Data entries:
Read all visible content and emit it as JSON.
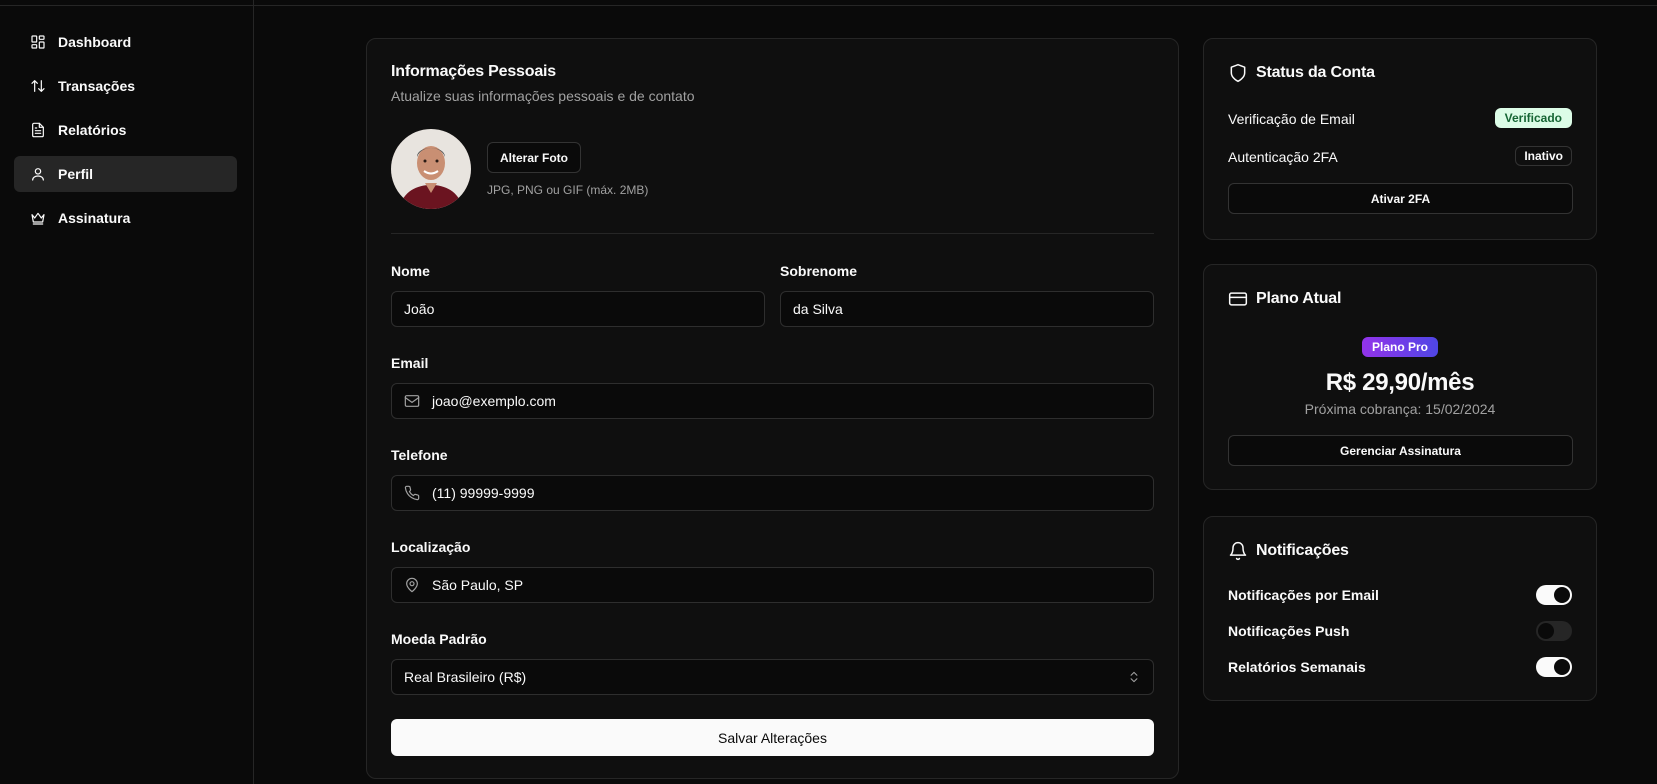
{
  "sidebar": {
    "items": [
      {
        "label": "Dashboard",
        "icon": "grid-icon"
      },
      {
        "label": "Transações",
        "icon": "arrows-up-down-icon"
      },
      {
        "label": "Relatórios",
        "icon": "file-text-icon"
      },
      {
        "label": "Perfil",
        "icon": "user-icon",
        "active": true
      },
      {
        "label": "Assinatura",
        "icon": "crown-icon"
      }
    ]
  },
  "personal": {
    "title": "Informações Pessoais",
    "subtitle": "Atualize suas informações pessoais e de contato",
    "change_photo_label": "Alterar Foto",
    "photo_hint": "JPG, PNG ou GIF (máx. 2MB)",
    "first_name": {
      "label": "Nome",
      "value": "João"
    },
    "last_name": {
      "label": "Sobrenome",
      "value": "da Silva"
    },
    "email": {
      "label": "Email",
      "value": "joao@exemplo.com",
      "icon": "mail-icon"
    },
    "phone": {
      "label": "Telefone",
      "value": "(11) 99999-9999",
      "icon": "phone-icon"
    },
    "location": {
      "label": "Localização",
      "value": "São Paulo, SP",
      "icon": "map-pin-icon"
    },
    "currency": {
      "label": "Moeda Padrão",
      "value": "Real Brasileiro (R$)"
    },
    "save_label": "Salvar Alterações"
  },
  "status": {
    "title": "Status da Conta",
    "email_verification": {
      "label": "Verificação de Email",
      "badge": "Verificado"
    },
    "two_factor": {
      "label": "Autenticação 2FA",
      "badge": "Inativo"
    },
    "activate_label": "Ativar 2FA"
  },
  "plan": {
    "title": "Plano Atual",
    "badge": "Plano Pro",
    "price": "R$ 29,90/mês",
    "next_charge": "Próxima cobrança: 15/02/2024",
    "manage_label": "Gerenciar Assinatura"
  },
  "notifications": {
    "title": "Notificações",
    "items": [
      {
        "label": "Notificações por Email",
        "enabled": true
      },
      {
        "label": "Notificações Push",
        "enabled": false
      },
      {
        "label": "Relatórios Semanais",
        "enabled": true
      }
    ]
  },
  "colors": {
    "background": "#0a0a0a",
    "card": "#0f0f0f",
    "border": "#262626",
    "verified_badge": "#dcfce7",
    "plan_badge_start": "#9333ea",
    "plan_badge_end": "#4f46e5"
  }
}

* **Exercise brief**: With the pictures left out, transcribe the material exactly.

* **Result below**:
Read all visible content and emit it as JSON.
{
  "sidebar": {
    "items": [
      {
        "label": "Dashboard",
        "icon": "grid-icon"
      },
      {
        "label": "Transações",
        "icon": "arrows-up-down-icon"
      },
      {
        "label": "Relatórios",
        "icon": "file-text-icon"
      },
      {
        "label": "Perfil",
        "icon": "user-icon",
        "active": true
      },
      {
        "label": "Assinatura",
        "icon": "crown-icon"
      }
    ]
  },
  "personal": {
    "title": "Informações Pessoais",
    "subtitle": "Atualize suas informações pessoais e de contato",
    "change_photo_label": "Alterar Foto",
    "photo_hint": "JPG, PNG ou GIF (máx. 2MB)",
    "first_name": {
      "label": "Nome",
      "value": "João"
    },
    "last_name": {
      "label": "Sobrenome",
      "value": "da Silva"
    },
    "email": {
      "label": "Email",
      "value": "joao@exemplo.com",
      "icon": "mail-icon"
    },
    "phone": {
      "label": "Telefone",
      "value": "(11) 99999-9999",
      "icon": "phone-icon"
    },
    "location": {
      "label": "Localização",
      "value": "São Paulo, SP",
      "icon": "map-pin-icon"
    },
    "currency": {
      "label": "Moeda Padrão",
      "value": "Real Brasileiro (R$)"
    },
    "save_label": "Salvar Alterações"
  },
  "status": {
    "title": "Status da Conta",
    "email_verification": {
      "label": "Verificação de Email",
      "badge": "Verificado"
    },
    "two_factor": {
      "label": "Autenticação 2FA",
      "badge": "Inativo"
    },
    "activate_label": "Ativar 2FA"
  },
  "plan": {
    "title": "Plano Atual",
    "badge": "Plano Pro",
    "price": "R$ 29,90/mês",
    "next_charge": "Próxima cobrança: 15/02/2024",
    "manage_label": "Gerenciar Assinatura"
  },
  "notifications": {
    "title": "Notificações",
    "items": [
      {
        "label": "Notificações por Email",
        "enabled": true
      },
      {
        "label": "Notificações Push",
        "enabled": false
      },
      {
        "label": "Relatórios Semanais",
        "enabled": true
      }
    ]
  },
  "colors": {
    "background": "#0a0a0a",
    "card": "#0f0f0f",
    "border": "#262626",
    "verified_badge": "#dcfce7",
    "plan_badge_start": "#9333ea",
    "plan_badge_end": "#4f46e5"
  }
}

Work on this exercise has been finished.